## WHAT IS REQUIRED
Transcribe the material exactly. Images do not belong in the copy.

## DATA PROVIDED
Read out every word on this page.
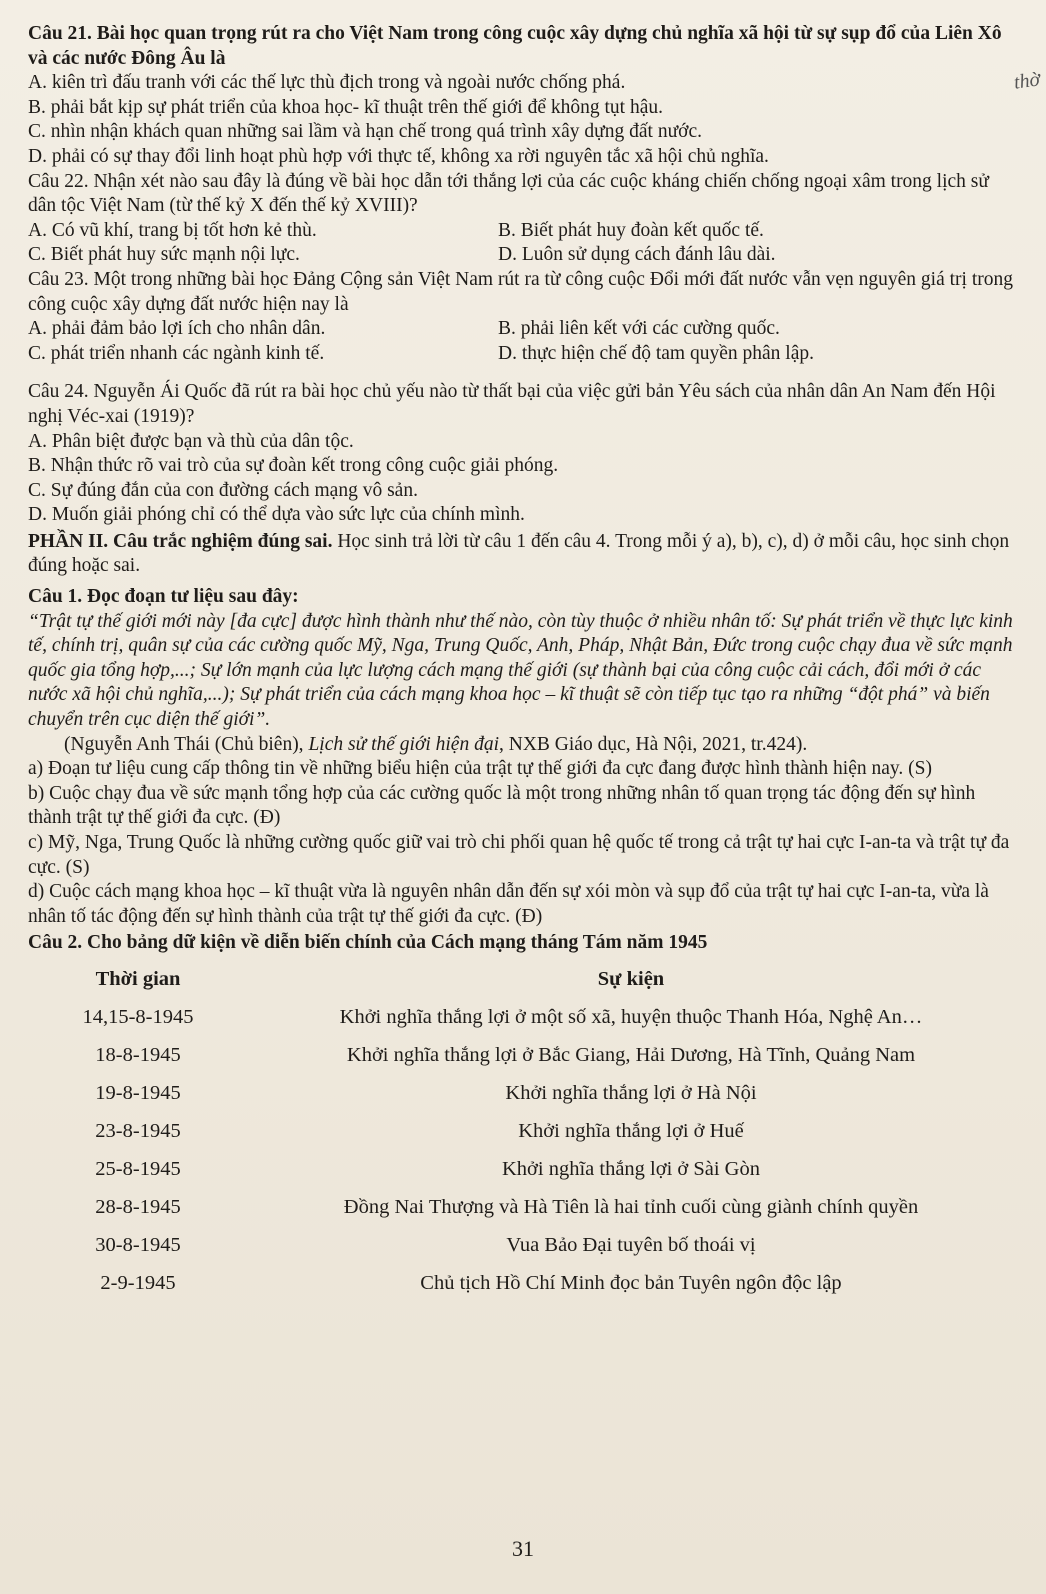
thờ

Câu 21. Bài học quan trọng rút ra cho Việt Nam trong công cuộc xây dựng chủ nghĩa xã hội từ sự sụp đổ của Liên Xô và các nước Đông Âu là

A. kiên trì đấu tranh với các thế lực thù địch trong và ngoài nước chống phá.

B. phải bắt kịp sự phát triển của khoa học- kĩ thuật trên thế giới để không tụt hậu.

C. nhìn nhận khách quan những sai lầm và hạn chế trong quá trình xây dựng đất nước.

D. phải có sự thay đổi linh hoạt phù hợp với thực tế, không xa rời nguyên tắc xã hội chủ nghĩa.

Câu 22. Nhận xét nào sau đây là đúng về bài học dẫn tới thắng lợi của các cuộc kháng chiến chống ngoại xâm trong lịch sử dân tộc Việt Nam (từ thế kỷ X đến thế kỷ XVIII)?

A. Có vũ khí, trang bị tốt hơn kẻ thù.	B. Biết phát huy đoàn kết quốc tế.
C. Biết phát huy sức mạnh nội lực.	D. Luôn sử dụng cách đánh lâu dài.

Câu 23. Một trong những bài học Đảng Cộng sản Việt Nam rút ra từ công cuộc Đổi mới đất nước vẫn vẹn nguyên giá trị trong công cuộc xây dựng đất nước hiện nay là

A. phải đảm bảo lợi ích cho nhân dân.	B. phải liên kết với các cường quốc.
C. phát triển nhanh các ngành kinh tế.	D. thực hiện chế độ tam quyền phân lập.

Câu 24. Nguyễn Ái Quốc đã rút ra bài học chủ yếu nào từ thất bại của việc gửi bản Yêu sách của nhân dân An Nam đến Hội nghị Véc-xai (1919)?

A. Phân biệt được bạn và thù của dân tộc.

B. Nhận thức rõ vai trò của sự đoàn kết trong công cuộc giải phóng.

C. Sự đúng đắn của con đường cách mạng vô sản.

D. Muốn giải phóng chỉ có thể dựa vào sức lực của chính mình.

PHẦN II. Câu trắc nghiệm đúng sai. Học sinh trả lời từ câu 1 đến câu 4. Trong mỗi ý a), b), c), d) ở mỗi câu, học sinh chọn đúng hoặc sai.

Câu 1. Đọc đoạn tư liệu sau đây:

“Trật tự thế giới mới này [đa cực] được hình thành như thế nào, còn tùy thuộc ở nhiều nhân tố: Sự phát triển về thực lực kinh tế, chính trị, quân sự của các cường quốc Mỹ, Nga, Trung Quốc, Anh, Pháp, Nhật Bản, Đức trong cuộc chạy đua về sức mạnh quốc gia tổng hợp,...; Sự lớn mạnh của lực lượng cách mạng thế giới (sự thành bại của công cuộc cải cách, đổi mới ở các nước xã hội chủ nghĩa,...); Sự phát triển của cách mạng khoa học – kĩ thuật sẽ còn tiếp tục tạo ra những “đột phá” và biến chuyển trên cục diện thế giới”.

(Nguyễn Anh Thái (Chủ biên), Lịch sử thế giới hiện đại, NXB Giáo dục, Hà Nội, 2021, tr.424).

a) Đoạn tư liệu cung cấp thông tin về những biểu hiện của trật tự thế giới đa cực đang được hình thành hiện nay. (S)

b) Cuộc chạy đua về sức mạnh tổng hợp của các cường quốc là một trong những nhân tố quan trọng tác động đến sự hình thành trật tự thế giới đa cực. (Đ)

c) Mỹ, Nga, Trung Quốc là những cường quốc giữ vai trò chi phối quan hệ quốc tế trong cả trật tự hai cực I-an-ta và trật tự đa cực. (S)

d) Cuộc cách mạng khoa học – kĩ thuật vừa là nguyên nhân dẫn đến sự xói mòn và sụp đổ của trật tự hai cực I-an-ta, vừa là nhân tố tác động đến sự hình thành của trật tự thế giới đa cực. (Đ)

Câu 2. Cho bảng dữ kiện về diễn biến chính của Cách mạng tháng Tám năm 1945

Thời gian	Sự kiện
14,15-8-1945	Khởi nghĩa thắng lợi ở một số xã, huyện thuộc Thanh Hóa, Nghệ An…
18-8-1945	Khởi nghĩa thắng lợi ở Bắc Giang, Hải Dương, Hà Tĩnh, Quảng Nam
19-8-1945	Khởi nghĩa thắng lợi ở Hà Nội
23-8-1945	Khởi nghĩa thắng lợi ở Huế
25-8-1945	Khởi nghĩa thắng lợi ở Sài Gòn
28-8-1945	Đồng Nai Thượng và Hà Tiên là hai tỉnh cuối cùng giành chính quyền
30-8-1945	Vua Bảo Đại tuyên bố thoái vị
2-9-1945	Chủ tịch Hồ Chí Minh đọc bản Tuyên ngôn độc lập
31
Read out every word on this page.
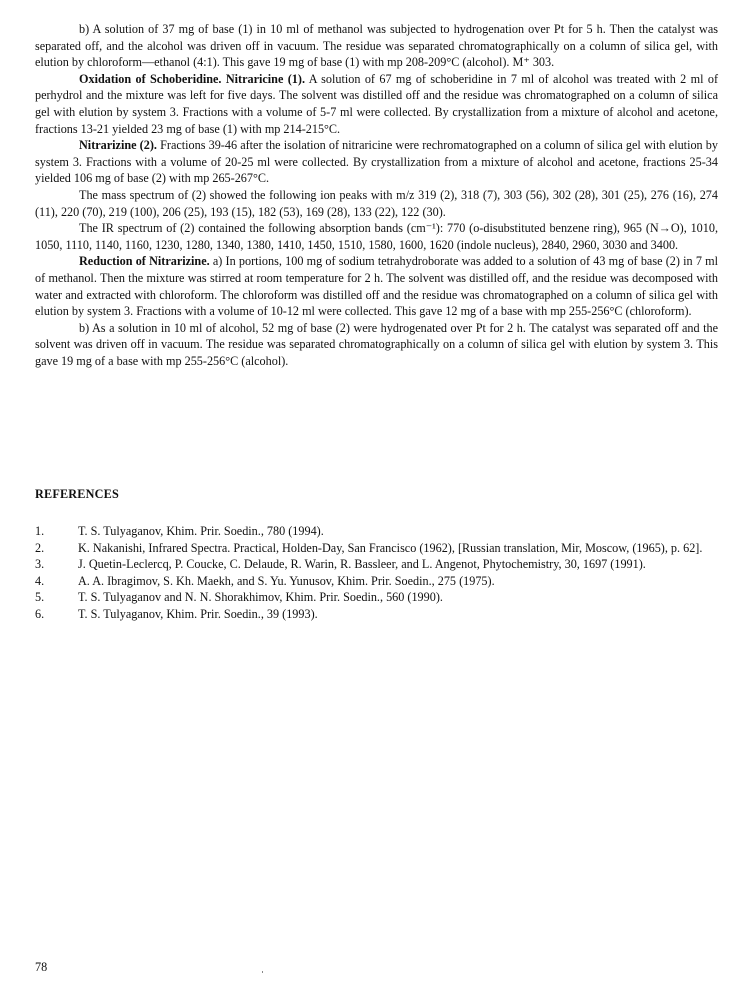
b) A solution of 37 mg of base (1) in 10 ml of methanol was subjected to hydrogenation over Pt for 5 h. Then the catalyst was separated off, and the alcohol was driven off in vacuum. The residue was separated chromatographically on a column of silica gel, with elution by chloroform—ethanol (4:1). This gave 19 mg of base (1) with mp 208-209°C (alcohol). M⁺ 303.

Oxidation of Schoberidine. Nitraricine (1). A solution of 67 mg of schoberidine in 7 ml of alcohol was treated with 2 ml of perhydrol and the mixture was left for five days. The solvent was distilled off and the residue was chromatographed on a column of silica gel with elution by system 3. Fractions with a volume of 5-7 ml were collected. By crystallization from a mixture of alcohol and acetone, fractions 13-21 yielded 23 mg of base (1) with mp 214-215°C.

Nitrarizine (2). Fractions 39-46 after the isolation of nitraricine were rechromatographed on a column of silica gel with elution by system 3. Fractions with a volume of 20-25 ml were collected. By crystallization from a mixture of alcohol and acetone, fractions 25-34 yielded 106 mg of base (2) with mp 265-267°C.

The mass spectrum of (2) showed the following ion peaks with m/z 319 (2), 318 (7), 303 (56), 302 (28), 301 (25), 276 (16), 274 (11), 220 (70), 219 (100), 206 (25), 193 (15), 182 (53), 169 (28), 133 (22), 122 (30).

The IR spectrum of (2) contained the following absorption bands (cm⁻¹): 770 (o-disubstituted benzene ring), 965 (N→O), 1010, 1050, 1110, 1140, 1160, 1230, 1280, 1340, 1380, 1410, 1450, 1510, 1580, 1600, 1620 (indole nucleus), 2840, 2960, 3030 and 3400.

Reduction of Nitrarizine. a) In portions, 100 mg of sodium tetrahydroborate was added to a solution of 43 mg of base (2) in 7 ml of methanol. Then the mixture was stirred at room temperature for 2 h. The solvent was distilled off, and the residue was decomposed with water and extracted with chloroform. The chloroform was distilled off and the residue was chromatographed on a column of silica gel with elution by system 3. Fractions with a volume of 10-12 ml were collected. This gave 12 mg of a base with mp 255-256°C (chloroform).

b) As a solution in 10 ml of alcohol, 52 mg of base (2) were hydrogenated over Pt for 2 h. The catalyst was separated off and the solvent was driven off in vacuum. The residue was separated chromatographically on a column of silica gel with elution by system 3. This gave 19 mg of a base with mp 255-256°C (alcohol).

REFERENCES
1.	T. S. Tulyaganov, Khim. Prir. Soedin., 780 (1994).
2.	K. Nakanishi, Infrared Spectra. Practical, Holden-Day, San Francisco (1962), [Russian translation, Mir, Moscow, (1965), p. 62].
3.	J. Quetin-Leclercq, P. Coucke, C. Delaude, R. Warin, R. Bassleer, and L. Angenot, Phytochemistry, 30, 1697 (1991).
4.	A. A. Ibragimov, S. Kh. Maekh, and S. Yu. Yunusov, Khim. Prir. Soedin., 275 (1975).
5.	T. S. Tulyaganov and N. N. Shorakhimov, Khim. Prir. Soedin., 560 (1990).
6.	T. S. Tulyaganov, Khim. Prir. Soedin., 39 (1993).
78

## EXERCISE SOLUTION
Read out every word on this page.
thờ

Câu 21. Bài học quan trọng rút ra cho Việt Nam trong công cuộc xây dựng chủ nghĩa xã hội từ sự sụp đổ của Liên Xô và các nước Đông Âu là

A. kiên trì đấu tranh với các thế lực thù địch trong và ngoài nước chống phá.

B. phải bắt kịp sự phát triển của khoa học- kĩ thuật trên thế giới để không tụt hậu.

C. nhìn nhận khách quan những sai lầm và hạn chế trong quá trình xây dựng đất nước.

D. phải có sự thay đổi linh hoạt phù hợp với thực tế, không xa rời nguyên tắc xã hội chủ nghĩa.

Câu 22. Nhận xét nào sau đây là đúng về bài học dẫn tới thắng lợi của các cuộc kháng chiến chống ngoại xâm trong lịch sử dân tộc Việt Nam (từ thế kỷ X đến thế kỷ XVIII)?

A. Có vũ khí, trang bị tốt hơn kẻ thù.	B. Biết phát huy đoàn kết quốc tế.
C. Biết phát huy sức mạnh nội lực.	D. Luôn sử dụng cách đánh lâu dài.

Câu 23. Một trong những bài học Đảng Cộng sản Việt Nam rút ra từ công cuộc Đổi mới đất nước vẫn vẹn nguyên giá trị trong công cuộc xây dựng đất nước hiện nay là

A. phải đảm bảo lợi ích cho nhân dân.	B. phải liên kết với các cường quốc.
C. phát triển nhanh các ngành kinh tế.	D. thực hiện chế độ tam quyền phân lập.

Câu 24. Nguyễn Ái Quốc đã rút ra bài học chủ yếu nào từ thất bại của việc gửi bản Yêu sách của nhân dân An Nam đến Hội nghị Véc-xai (1919)?

A. Phân biệt được bạn và thù của dân tộc.

B. Nhận thức rõ vai trò của sự đoàn kết trong công cuộc giải phóng.

C. Sự đúng đắn của con đường cách mạng vô sản.

D. Muốn giải phóng chỉ có thể dựa vào sức lực của chính mình.

PHẦN II. Câu trắc nghiệm đúng sai. Học sinh trả lời từ câu 1 đến câu 4. Trong mỗi ý a), b), c), d) ở mỗi câu, học sinh chọn đúng hoặc sai.

Câu 1. Đọc đoạn tư liệu sau đây:

“Trật tự thế giới mới này [đa cực] được hình thành như thế nào, còn tùy thuộc ở nhiều nhân tố: Sự phát triển về thực lực kinh tế, chính trị, quân sự của các cường quốc Mỹ, Nga, Trung Quốc, Anh, Pháp, Nhật Bản, Đức trong cuộc chạy đua về sức mạnh quốc gia tổng hợp,...; Sự lớn mạnh của lực lượng cách mạng thế giới (sự thành bại của công cuộc cải cách, đổi mới ở các nước xã hội chủ nghĩa,...); Sự phát triển của cách mạng khoa học – kĩ thuật sẽ còn tiếp tục tạo ra những “đột phá” và biến chuyển trên cục diện thế giới”.

(Nguyễn Anh Thái (Chủ biên), Lịch sử thế giới hiện đại, NXB Giáo dục, Hà Nội, 2021, tr.424).

a) Đoạn tư liệu cung cấp thông tin về những biểu hiện của trật tự thế giới đa cực đang được hình thành hiện nay. (S)

b) Cuộc chạy đua về sức mạnh tổng hợp của các cường quốc là một trong những nhân tố quan trọng tác động đến sự hình thành trật tự thế giới đa cực. (Đ)

c) Mỹ, Nga, Trung Quốc là những cường quốc giữ vai trò chi phối quan hệ quốc tế trong cả trật tự hai cực I-an-ta và trật tự đa cực. (S)

d) Cuộc cách mạng khoa học – kĩ thuật vừa là nguyên nhân dẫn đến sự xói mòn và sụp đổ của trật tự hai cực I-an-ta, vừa là nhân tố tác động đến sự hình thành của trật tự thế giới đa cực. (Đ)

Câu 2. Cho bảng dữ kiện về diễn biến chính của Cách mạng tháng Tám năm 1945

Thời gian	Sự kiện
14,15-8-1945	Khởi nghĩa thắng lợi ở một số xã, huyện thuộc Thanh Hóa, Nghệ An…
18-8-1945	Khởi nghĩa thắng lợi ở Bắc Giang, Hải Dương, Hà Tĩnh, Quảng Nam
19-8-1945	Khởi nghĩa thắng lợi ở Hà Nội
23-8-1945	Khởi nghĩa thắng lợi ở Huế
25-8-1945	Khởi nghĩa thắng lợi ở Sài Gòn
28-8-1945	Đồng Nai Thượng và Hà Tiên là hai tỉnh cuối cùng giành chính quyền
30-8-1945	Vua Bảo Đại tuyên bố thoái vị
2-9-1945	Chủ tịch Hồ Chí Minh đọc bản Tuyên ngôn độc lập
31
Read out every word on this page.
b) A solution of 37 mg of base (1) in 10 ml of methanol was subjected to hydrogenation over Pt for 5 h. Then the catalyst was separated off, and the alcohol was driven off in vacuum. The residue was separated chromatographically on a column of silica gel, with elution by chloroform—ethanol (4:1). This gave 19 mg of base (1) with mp 208-209°C (alcohol). M⁺ 303.

Oxidation of Schoberidine. Nitraricine (1). A solution of 67 mg of schoberidine in 7 ml of alcohol was treated with 2 ml of perhydrol and the mixture was left for five days. The solvent was distilled off and the residue was chromatographed on a column of silica gel with elution by system 3. Fractions with a volume of 5-7 ml were collected. By crystallization from a mixture of alcohol and acetone, fractions 13-21 yielded 23 mg of base (1) with mp 214-215°C.

Nitrarizine (2). Fractions 39-46 after the isolation of nitraricine were rechromatographed on a column of silica gel with elution by system 3. Fractions with a volume of 20-25 ml were collected. By crystallization from a mixture of alcohol and acetone, fractions 25-34 yielded 106 mg of base (2) with mp 265-267°C.

The mass spectrum of (2) showed the following ion peaks with m/z 319 (2), 318 (7), 303 (56), 302 (28), 301 (25), 276 (16), 274 (11), 220 (70), 219 (100), 206 (25), 193 (15), 182 (53), 169 (28), 133 (22), 122 (30).

The IR spectrum of (2) contained the following absorption bands (cm⁻¹): 770 (o-disubstituted benzene ring), 965 (N→O), 1010, 1050, 1110, 1140, 1160, 1230, 1280, 1340, 1380, 1410, 1450, 1510, 1580, 1600, 1620 (indole nucleus), 2840, 2960, 3030 and 3400.

Reduction of Nitrarizine. a) In portions, 100 mg of sodium tetrahydroborate was added to a solution of 43 mg of base (2) in 7 ml of methanol. Then the mixture was stirred at room temperature for 2 h. The solvent was distilled off, and the residue was decomposed with water and extracted with chloroform. The chloroform was distilled off and the residue was chromatographed on a column of silica gel with elution by system 3. Fractions with a volume of 10-12 ml were collected. This gave 12 mg of a base with mp 255-256°C (chloroform).

b) As a solution in 10 ml of alcohol, 52 mg of base (2) were hydrogenated over Pt for 2 h. The catalyst was separated off and the solvent was driven off in vacuum. The residue was separated chromatographically on a column of silica gel with elution by system 3. This gave 19 mg of a base with mp 255-256°C (alcohol).

REFERENCES
1.	T. S. Tulyaganov, Khim. Prir. Soedin., 780 (1994).
2.	K. Nakanishi, Infrared Spectra. Practical, Holden-Day, San Francisco (1962), [Russian translation, Mir, Moscow, (1965), p. 62].
3.	J. Quetin-Leclercq, P. Coucke, C. Delaude, R. Warin, R. Bassleer, and L. Angenot, Phytochemistry, 30, 1697 (1991).
4.	A. A. Ibragimov, S. Kh. Maekh, and S. Yu. Yunusov, Khim. Prir. Soedin., 275 (1975).
5.	T. S. Tulyaganov and N. N. Shorakhimov, Khim. Prir. Soedin., 560 (1990).
6.	T. S. Tulyaganov, Khim. Prir. Soedin., 39 (1993).
78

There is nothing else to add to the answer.